#### [JOB]
Below is a set of records. Repeat all of them exactly.

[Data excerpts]
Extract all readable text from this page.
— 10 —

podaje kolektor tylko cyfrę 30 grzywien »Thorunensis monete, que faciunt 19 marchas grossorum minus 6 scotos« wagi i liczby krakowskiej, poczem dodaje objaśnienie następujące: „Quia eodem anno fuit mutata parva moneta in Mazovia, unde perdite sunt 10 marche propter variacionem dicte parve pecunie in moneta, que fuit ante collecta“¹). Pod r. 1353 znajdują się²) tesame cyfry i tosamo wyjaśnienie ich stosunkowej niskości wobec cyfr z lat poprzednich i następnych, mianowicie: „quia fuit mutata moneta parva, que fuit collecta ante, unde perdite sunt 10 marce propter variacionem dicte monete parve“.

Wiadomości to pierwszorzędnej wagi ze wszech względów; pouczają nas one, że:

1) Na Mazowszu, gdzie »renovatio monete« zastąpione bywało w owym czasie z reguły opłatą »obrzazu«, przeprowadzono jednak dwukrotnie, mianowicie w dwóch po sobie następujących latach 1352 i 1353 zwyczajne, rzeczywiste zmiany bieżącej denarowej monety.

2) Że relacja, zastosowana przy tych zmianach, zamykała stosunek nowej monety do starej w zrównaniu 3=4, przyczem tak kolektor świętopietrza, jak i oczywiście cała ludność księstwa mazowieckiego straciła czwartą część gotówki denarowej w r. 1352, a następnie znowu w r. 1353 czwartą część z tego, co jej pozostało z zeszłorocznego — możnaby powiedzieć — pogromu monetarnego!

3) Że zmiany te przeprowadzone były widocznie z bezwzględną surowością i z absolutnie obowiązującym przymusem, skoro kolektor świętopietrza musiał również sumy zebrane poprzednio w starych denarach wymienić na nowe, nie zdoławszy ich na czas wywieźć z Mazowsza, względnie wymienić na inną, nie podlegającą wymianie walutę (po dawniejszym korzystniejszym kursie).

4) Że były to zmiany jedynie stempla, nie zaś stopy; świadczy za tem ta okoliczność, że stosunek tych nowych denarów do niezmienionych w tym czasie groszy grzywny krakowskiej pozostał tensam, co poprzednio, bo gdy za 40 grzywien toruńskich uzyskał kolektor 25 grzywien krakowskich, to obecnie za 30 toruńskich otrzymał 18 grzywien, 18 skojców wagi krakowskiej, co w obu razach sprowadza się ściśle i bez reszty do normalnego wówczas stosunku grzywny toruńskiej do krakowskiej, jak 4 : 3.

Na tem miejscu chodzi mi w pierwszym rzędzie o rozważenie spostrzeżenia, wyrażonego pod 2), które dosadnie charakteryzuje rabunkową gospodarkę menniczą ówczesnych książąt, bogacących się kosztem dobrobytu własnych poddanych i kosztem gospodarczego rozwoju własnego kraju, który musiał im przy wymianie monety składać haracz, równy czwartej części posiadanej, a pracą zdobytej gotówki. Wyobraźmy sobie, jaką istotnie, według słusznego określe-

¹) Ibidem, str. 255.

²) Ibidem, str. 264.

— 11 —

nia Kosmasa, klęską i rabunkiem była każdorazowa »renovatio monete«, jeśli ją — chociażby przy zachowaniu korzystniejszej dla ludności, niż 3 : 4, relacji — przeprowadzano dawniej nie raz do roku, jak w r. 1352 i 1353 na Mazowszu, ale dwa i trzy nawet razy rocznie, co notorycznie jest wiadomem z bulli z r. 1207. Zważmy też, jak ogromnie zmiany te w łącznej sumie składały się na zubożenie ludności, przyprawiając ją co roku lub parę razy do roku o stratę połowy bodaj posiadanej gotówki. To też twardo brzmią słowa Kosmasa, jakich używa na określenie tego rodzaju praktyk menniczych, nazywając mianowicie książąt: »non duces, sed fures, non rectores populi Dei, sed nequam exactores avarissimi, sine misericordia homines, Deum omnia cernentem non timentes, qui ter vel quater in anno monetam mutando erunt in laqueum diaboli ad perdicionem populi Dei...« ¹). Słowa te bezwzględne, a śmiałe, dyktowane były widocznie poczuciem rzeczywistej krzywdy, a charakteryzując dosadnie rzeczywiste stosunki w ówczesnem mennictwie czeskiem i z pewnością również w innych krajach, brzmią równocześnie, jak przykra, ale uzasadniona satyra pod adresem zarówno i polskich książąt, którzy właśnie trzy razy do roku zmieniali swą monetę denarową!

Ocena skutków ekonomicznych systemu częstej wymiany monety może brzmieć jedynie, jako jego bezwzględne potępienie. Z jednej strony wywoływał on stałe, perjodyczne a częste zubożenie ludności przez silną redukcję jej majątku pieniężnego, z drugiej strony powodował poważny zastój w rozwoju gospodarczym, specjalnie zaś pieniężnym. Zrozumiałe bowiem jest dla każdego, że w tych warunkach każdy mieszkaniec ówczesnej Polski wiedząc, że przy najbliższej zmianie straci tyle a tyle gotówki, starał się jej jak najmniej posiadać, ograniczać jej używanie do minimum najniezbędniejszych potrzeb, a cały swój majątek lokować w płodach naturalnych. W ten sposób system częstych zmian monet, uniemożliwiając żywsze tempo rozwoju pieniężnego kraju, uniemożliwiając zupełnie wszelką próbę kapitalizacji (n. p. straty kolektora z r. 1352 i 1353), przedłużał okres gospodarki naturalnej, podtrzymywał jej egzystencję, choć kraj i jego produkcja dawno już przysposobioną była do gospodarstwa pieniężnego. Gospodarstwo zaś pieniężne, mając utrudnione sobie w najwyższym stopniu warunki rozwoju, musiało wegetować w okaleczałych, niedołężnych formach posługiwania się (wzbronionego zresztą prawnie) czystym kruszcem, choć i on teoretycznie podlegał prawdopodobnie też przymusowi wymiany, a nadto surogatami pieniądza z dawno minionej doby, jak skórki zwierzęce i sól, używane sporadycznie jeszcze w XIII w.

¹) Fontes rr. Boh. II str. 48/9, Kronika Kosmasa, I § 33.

#### [REPLY TO THE TASK]
Extract all readable text from this page.
— 10 —

podaje kolektor tylko cyfrę 30 grzywien »Thorunensis monete, que faciunt 19 marchas grossorum minus 6 scotos« wagi i liczby krakowskiej, poczem dodaje objaśnienie następujące: „Quia eodem anno fuit mutata parva moneta in Mazovia, unde perdite sunt 10 marche propter variacionem dicte parve pecunie in moneta, que fuit ante collecta“¹). Pod r. 1353 znajdują się²) tesame cyfry i tosamo wyjaśnienie ich stosunkowej niskości wobec cyfr z lat poprzednich i następnych, mianowicie: „quia fuit mutata moneta parva, que fuit collecta ante, unde perdite sunt 10 marce propter variacionem dicte monete parve“.

Wiadomości to pierwszorzędnej wagi ze wszech względów; pouczają nas one, że:

1) Na Mazowszu, gdzie »renovatio monete« zastąpione bywało w owym czasie z reguły opłatą »obrzazu«, przeprowadzono jednak dwukrotnie, mianowicie w dwóch po sobie następujących latach 1352 i 1353 zwyczajne, rzeczywiste zmiany bieżącej denarowej monety.

2) Że relacja, zastosowana przy tych zmianach, zamykała stosunek nowej monety do starej w zrównaniu 3=4, przyczem tak kolektor świętopietrza, jak i oczywiście cała ludność księstwa mazowieckiego straciła czwartą część gotówki denarowej w r. 1352, a następnie znowu w r. 1353 czwartą część z tego, co jej pozostało z zeszłorocznego — możnaby powiedzieć — pogromu monetarnego!

3) Że zmiany te przeprowadzone były widocznie z bezwzględną surowością i z absolutnie obowiązującym przymusem, skoro kolektor świętopietrza musiał również sumy zebrane poprzednio w starych denarach wymienić na nowe, nie zdoławszy ich na czas wywieźć z Mazowsza, względnie wymienić na inną, nie podlegającą wymianie walutę (po dawniejszym korzystniejszym kursie).

4) Że były to zmiany jedynie stempla, nie zaś stopy; świadczy za tem ta okoliczność, że stosunek tych nowych denarów do niezmienionych w tym czasie groszy grzywny krakowskiej pozostał tensam, co poprzednio, bo gdy za 40 grzywien toruńskich uzyskał kolektor 25 grzywien krakowskich, to obecnie za 30 toruńskich otrzymał 18 grzywien, 18 skojców wagi krakowskiej, co w obu razach sprowadza się ściśle i bez reszty do normalnego wówczas stosunku grzywny toruńskiej do krakowskiej, jak 4 : 3.

Na tem miejscu chodzi mi w pierwszym rzędzie o rozważenie spostrzeżenia, wyrażonego pod 2), które dosadnie charakteryzuje rabunkową gospodarkę menniczą ówczesnych książąt, bogacących się kosztem dobrobytu własnych poddanych i kosztem gospodarczego rozwoju własnego kraju, który musiał im przy wymianie monety składać haracz, równy czwartej części posiadanej, a pracą zdobytej gotówki. Wyobraźmy sobie, jaką istotnie, według słusznego określe-

¹) Ibidem, str. 255.

²) Ibidem, str. 264.

— 11 —

nia Kosmasa, klęską i rabunkiem była każdorazowa »renovatio monete«, jeśli ją — chociażby przy zachowaniu korzystniejszej dla ludności, niż 3 : 4, relacji — przeprowadzano dawniej nie raz do roku, jak w r. 1352 i 1353 na Mazowszu, ale dwa i trzy nawet razy rocznie, co notorycznie jest wiadomem z bulli z r. 1207. Zważmy też, jak ogromnie zmiany te w łącznej sumie składały się na zubożenie ludności, przyprawiając ją co roku lub parę razy do roku o stratę połowy bodaj posiadanej gotówki. To też twardo brzmią słowa Kosmasa, jakich używa na określenie tego rodzaju praktyk menniczych, nazywając mianowicie książąt: »non duces, sed fures, non rectores populi Dei, sed nequam exactores avarissimi, sine misericordia homines, Deum omnia cernentem non timentes, qui ter vel quater in anno monetam mutando erunt in laqueum diaboli ad perdicionem populi Dei...« ¹). Słowa te bezwzględne, a śmiałe, dyktowane były widocznie poczuciem rzeczywistej krzywdy, a charakteryzując dosadnie rzeczywiste stosunki w ówczesnem mennictwie czeskiem i z pewnością również w innych krajach, brzmią równocześnie, jak przykra, ale uzasadniona satyra pod adresem zarówno i polskich książąt, którzy właśnie trzy razy do roku zmieniali swą monetę denarową!

Ocena skutków ekonomicznych systemu częstej wymiany monety może brzmieć jedynie, jako jego bezwzględne potępienie. Z jednej strony wywoływał on stałe, perjodyczne a częste zubożenie ludności przez silną redukcję jej majątku pieniężnego, z drugiej strony powodował poważny zastój w rozwoju gospodarczym, specjalnie zaś pieniężnym. Zrozumiałe bowiem jest dla każdego, że w tych warunkach każdy mieszkaniec ówczesnej Polski wiedząc, że przy najbliższej zmianie straci tyle a tyle gotówki, starał się jej jak najmniej posiadać, ograniczać jej używanie do minimum najniezbędniejszych potrzeb, a cały swój majątek lokować w płodach naturalnych. W ten sposób system częstych zmian monet, uniemożliwiając żywsze tempo rozwoju pieniężnego kraju, uniemożliwiając zupełnie wszelką próbę kapitalizacji (n. p. straty kolektora z r. 1352 i 1353), przedłużał okres gospodarki naturalnej, podtrzymywał jej egzystencję, choć kraj i jego produkcja dawno już przysposobioną była do gospodarstwa pieniężnego. Gospodarstwo zaś pieniężne, mając utrudnione sobie w najwyższym stopniu warunki rozwoju, musiało wegetować w okaleczałych, niedołężnych formach posługiwania się (wzbronionego zresztą prawnie) czystym kruszcem, choć i on teoretycznie podlegał prawdopodobnie też przymusowi wymiany, a nadto surogatami pieniądza z dawno minionej doby, jak skórki zwierzęce i sól, używane sporadycznie jeszcze w XIII w.

¹) Fontes rr. Boh. II str. 48/9, Kronika Kosmasa, I § 33.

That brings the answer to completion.